§ **EXERCISE DETAILS**: From the entries below, copy every line that holds the word "Orig".

§ **RECORDS SUPPLIED**:
>>>>>
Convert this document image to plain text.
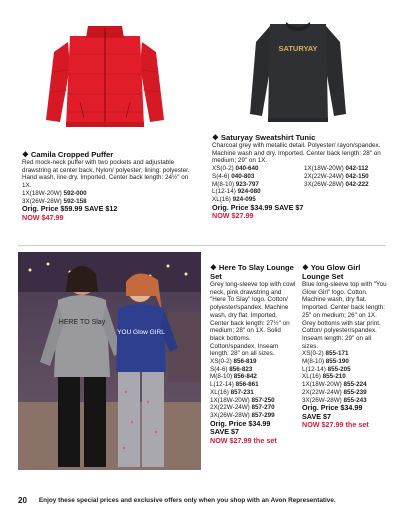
SATURYAY
❖ Camila Cropped Puffer
Red mock-neck puffer with two pockets and adjustable drawstring at center back. Nylon/ polyester; lining: polyester. Hand wash, line dry. Imported. Center back length: 24½" on 1X.
1X(18W-20W) 592-000
3X(26W-28W) 592-158
Orig. Price $59.99 SAVE $12
NOW $47.99
❖ Saturyay Sweatshirt Tunic
Charcoal grey with metallic detail. Polyester/ rayon/spandex. Machine wash and dry. Imported. Center back length: 28" on medium; 29" on 1X.
XS(0-2) 040-640
S(4-6) 040-803
M(8-10) 923-797
L(12-14) 924-080
XL(16) 924-095
1X(18W-20W) 042-112
2X(22W-24W) 042-150
3X(26W-28W) 042-222
Orig. Price $34.99 SAVE $7
NOW $27.99
HERE TO Slay
YOU Glow GIRL
❖ Here To Slay Lounge Set
Grey long-sleeve top with cowl neck, pink drawstring and "Here To Slay" logo. Cotton/ polyester/spandex. Machine wash, dry flat. Imported. Center back length: 27½" on medium; 28" on 1X. Solid black bottoms. Cotton/spandex. Inseam length: 28" on all sizes.
XS(0-2) 856-819
S(4-6) 856-823
M(8-10) 856-842
L(12-14) 856-861
XL(16) 857-231
1X(18W-20W) 857-250
2X(22W-24W) 857-270
3X(26W-28W) 857-299
Orig. Price $34.99
SAVE $7
NOW $27.99 the set
❖ You Glow Girl Lounge Set
Blue long-sleeve top with "You Glow Girl" logo. Cotton. Machine wash, dry flat. Imported. Center back length: 25" on medium; 26" on 1X. Grey bottoms with star print. Cotton/ polyester/spandex. Inseam length: 29" on all sizes.
XS(0-2) 855-171
M(8-10) 855-190
L(12-14) 855-205
XL(16) 855-210
1X(18W-20W) 855-224
2X(22W-24W) 855-239
3X(26W-28W) 855-243
Orig. Price $34.99
SAVE $7
NOW $27.99 the set
20 Enjoy these special prices and exclusive offers only when you shop with an Avon Representative.
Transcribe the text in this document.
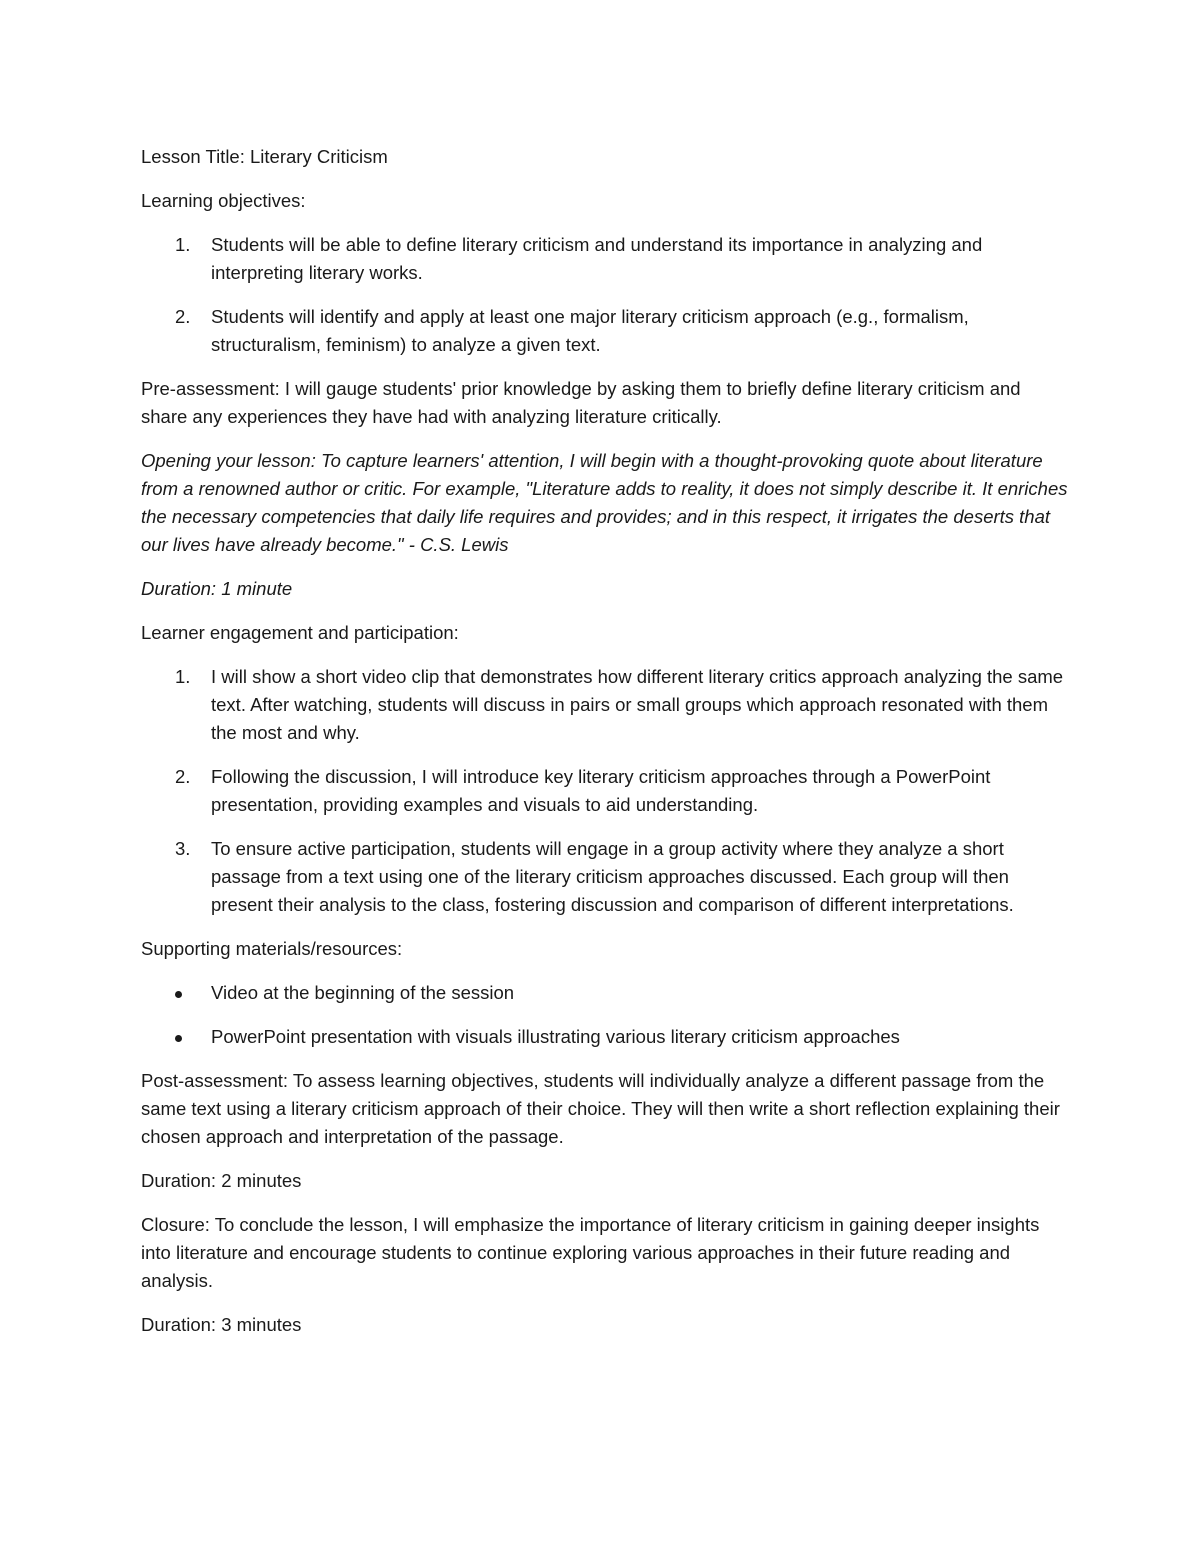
Lesson Title: Literary Criticism

Learning objectives:

1. Students will be able to define literary criticism and understand its importance in analyzing and interpreting literary works.
2. Students will identify and apply at least one major literary criticism approach (e.g., formalism, structuralism, feminism) to analyze a given text.

Pre-assessment: I will gauge students' prior knowledge by asking them to briefly define literary criticism and share any experiences they have had with analyzing literature critically.

Opening your lesson: To capture learners' attention, I will begin with a thought-provoking quote about literature from a renowned author or critic. For example, "Literature adds to reality, it does not simply describe it. It enriches the necessary competencies that daily life requires and provides; and in this respect, it irrigates the deserts that our lives have already become." - C.S. Lewis

Duration: 1 minute

Learner engagement and participation:

1. I will show a short video clip that demonstrates how different literary critics approach analyzing the same text. After watching, students will discuss in pairs or small groups which approach resonated with them the most and why.
2. Following the discussion, I will introduce key literary criticism approaches through a PowerPoint presentation, providing examples and visuals to aid understanding.
3. To ensure active participation, students will engage in a group activity where they analyze a short passage from a text using one of the literary criticism approaches discussed. Each group will then present their analysis to the class, fostering discussion and comparison of different interpretations.

Supporting materials/resources:

Video at the beginning of the session
PowerPoint presentation with visuals illustrating various literary criticism approaches

Post-assessment: To assess learning objectives, students will individually analyze a different passage from the same text using a literary criticism approach of their choice. They will then write a short reflection explaining their chosen approach and interpretation of the passage.

Duration: 2 minutes

Closure: To conclude the lesson, I will emphasize the importance of literary criticism in gaining deeper insights into literature and encourage students to continue exploring various approaches in their future reading and analysis.

Duration: 3 minutes
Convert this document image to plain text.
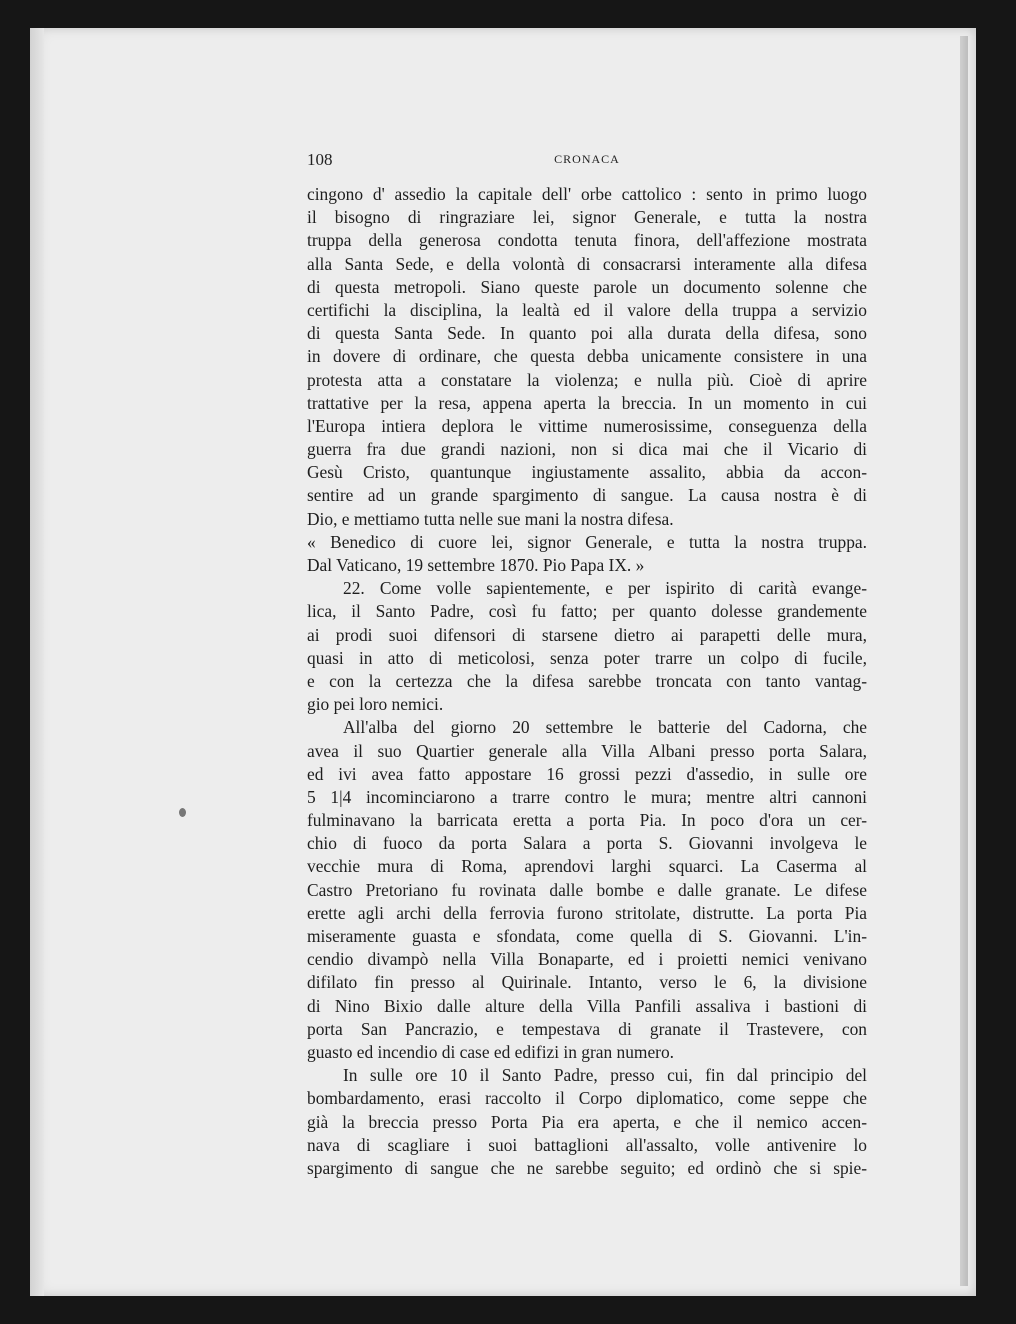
108	CRONACA
cingono d' assedio la capitale dell' orbe cattolico : sento in primo luogo
il bisogno di ringraziare lei, signor Generale, e tutta la nostra
truppa della generosa condotta tenuta finora, dell'affezione mostrata
alla Santa Sede, e della volontà di consacrarsi interamente alla difesa
di questa metropoli. Siano queste parole un documento solenne che
certifichi la disciplina, la lealtà ed il valore della truppa a servizio
di questa Santa Sede. In quanto poi alla durata della difesa, sono
in dovere di ordinare, che questa debba unicamente consistere in una
protesta atta a constatare la violenza; e nulla più. Cioè di aprire
trattative per la resa, appena aperta la breccia. In un momento in cui
l'Europa intiera deplora le vittime numerosissime, conseguenza della
guerra fra due grandi nazioni, non si dica mai che il Vicario di
Gesù Cristo, quantunque ingiustamente assalito, abbia da accon-
sentire ad un grande spargimento di sangue. La causa nostra è di
Dio, e mettiamo tutta nelle sue mani la nostra difesa.
« Benedico di cuore lei, signor Generale, e tutta la nostra truppa.
Dal Vaticano, 19 settembre 1870. Pio Papa IX. »
22. Come volle sapientemente, e per ispirito di carità evange-
lica, il Santo Padre, così fu fatto; per quanto dolesse grandemente
ai prodi suoi difensori di starsene dietro ai parapetti delle mura,
quasi in atto di meticolosi, senza poter trarre un colpo di fucile,
e con la certezza che la difesa sarebbe troncata con tanto vantag-
gio pei loro nemici.
All'alba del giorno 20 settembre le batterie del Cadorna, che
avea il suo Quartier generale alla Villa Albani presso porta Salara,
ed ivi avea fatto appostare 16 grossi pezzi d'assedio, in sulle ore
5 1|4 incominciarono a trarre contro le mura; mentre altri cannoni
fulminavano la barricata eretta a porta Pia. In poco d'ora un cer-
chio di fuoco da porta Salara a porta S. Giovanni involgeva le
vecchie mura di Roma, aprendovi larghi squarci. La Caserma al
Castro Pretoriano fu rovinata dalle bombe e dalle granate. Le difese
erette agli archi della ferrovia furono stritolate, distrutte. La porta Pia
miseramente guasta e sfondata, come quella di S. Giovanni. L'in-
cendio divampò nella Villa Bonaparte, ed i proietti nemici venivano
difilato fin presso al Quirinale. Intanto, verso le 6, la divisione
di Nino Bixio dalle alture della Villa Panfili assaliva i bastioni di
porta San Pancrazio, e tempestava di granate il Trastevere, con
guasto ed incendio di case ed edifizi in gran numero.
In sulle ore 10 il Santo Padre, presso cui, fin dal principio del
bombardamento, erasi raccolto il Corpo diplomatico, come seppe che
già la breccia presso Porta Pia era aperta, e che il nemico accen-
nava di scagliare i suoi battaglioni all'assalto, volle antivenire lo
spargimento di sangue che ne sarebbe seguito; ed ordinò che si spie-
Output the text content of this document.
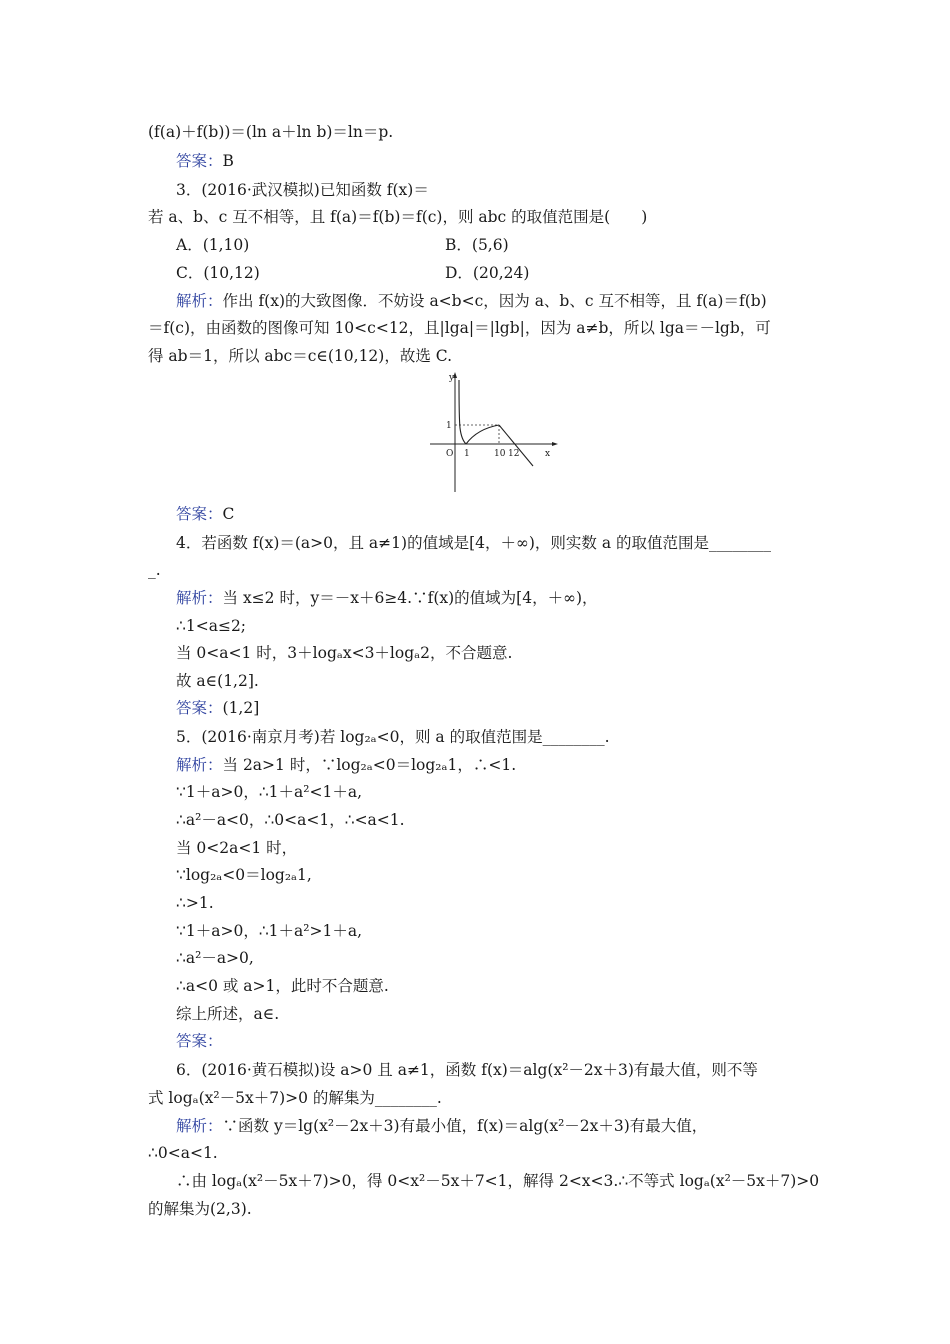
(f(a)＋f(b))＝(ln a＋ln b)＝ln＝p.
答案：B
3．(2016·武汉模拟)已知函数 f(x)＝
若 a、b、c 互不相等，且 f(a)＝f(b)＝f(c)，则 abc 的取值范围是(　　)
A．(1,10)	B．(5,6)
C．(10,12)	D．(20,24)
解析：作出 f(x)的大致图像．不妨设 a<b<c，因为 a、b、c 互不相等，且 f(a)＝f(b)
＝f(c)，由函数的图像可知 10<c<12，且|lga|＝|lgb|，因为 a≠b，所以 lga＝－lgb，可
得 ab＝1，所以 abc＝c∈(10,12)，故选 C.
y
x
O
1
1	10 12
答案：C
4．若函数 f(x)＝(a>0，且 a≠1)的值域是[4，＋∞)，则实数 a 的取值范围是________
_.
解析：当 x≤2 时，y＝－x＋6≥4.∵f(x)的值域为[4，＋∞)，
∴1<a≤2;
当 0<a<1 时，3＋logₐx<3＋logₐ2，不合题意.
故 a∈(1,2].
答案：(1,2]
5．(2016·南京月考)若 log₂ₐ<0，则 a 的取值范围是________.
解析：当 2a>1 时，∵log₂ₐ<0＝log₂ₐ1，∴<1.
∵1＋a>0，∴1＋a²<1＋a,
∴a²－a<0，∴0<a<1，∴<a<1.
当 0<2a<1 时，
∵log₂ₐ<0＝log₂ₐ1,
∴>1.
∵1＋a>0，∴1＋a²>1＋a,
∴a²－a>0,
∴a<0 或 a>1，此时不合题意.
综上所述，a∈.
答案：
6．(2016·黄石模拟)设 a>0 且 a≠1，函数 f(x)＝alg(x²－2x＋3)有最大值，则不等
式 logₐ(x²－5x＋7)>0 的解集为________.
解析：∵函数 y＝lg(x²－2x＋3)有最小值，f(x)＝alg(x²－2x＋3)有最大值，
∴0<a<1.
∴由 logₐ(x²－5x＋7)>0，得 0<x²－5x＋7<1，解得 2<x<3.∴不等式 logₐ(x²－5x＋7)>0
的解集为(2,3).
<<<<<
§ **TASK RESULT**:
Orig. Price $59.99 SAVE $12
Orig. Price $34.99 SAVE $7
Orig. Price $34.99
Orig. Price $34.99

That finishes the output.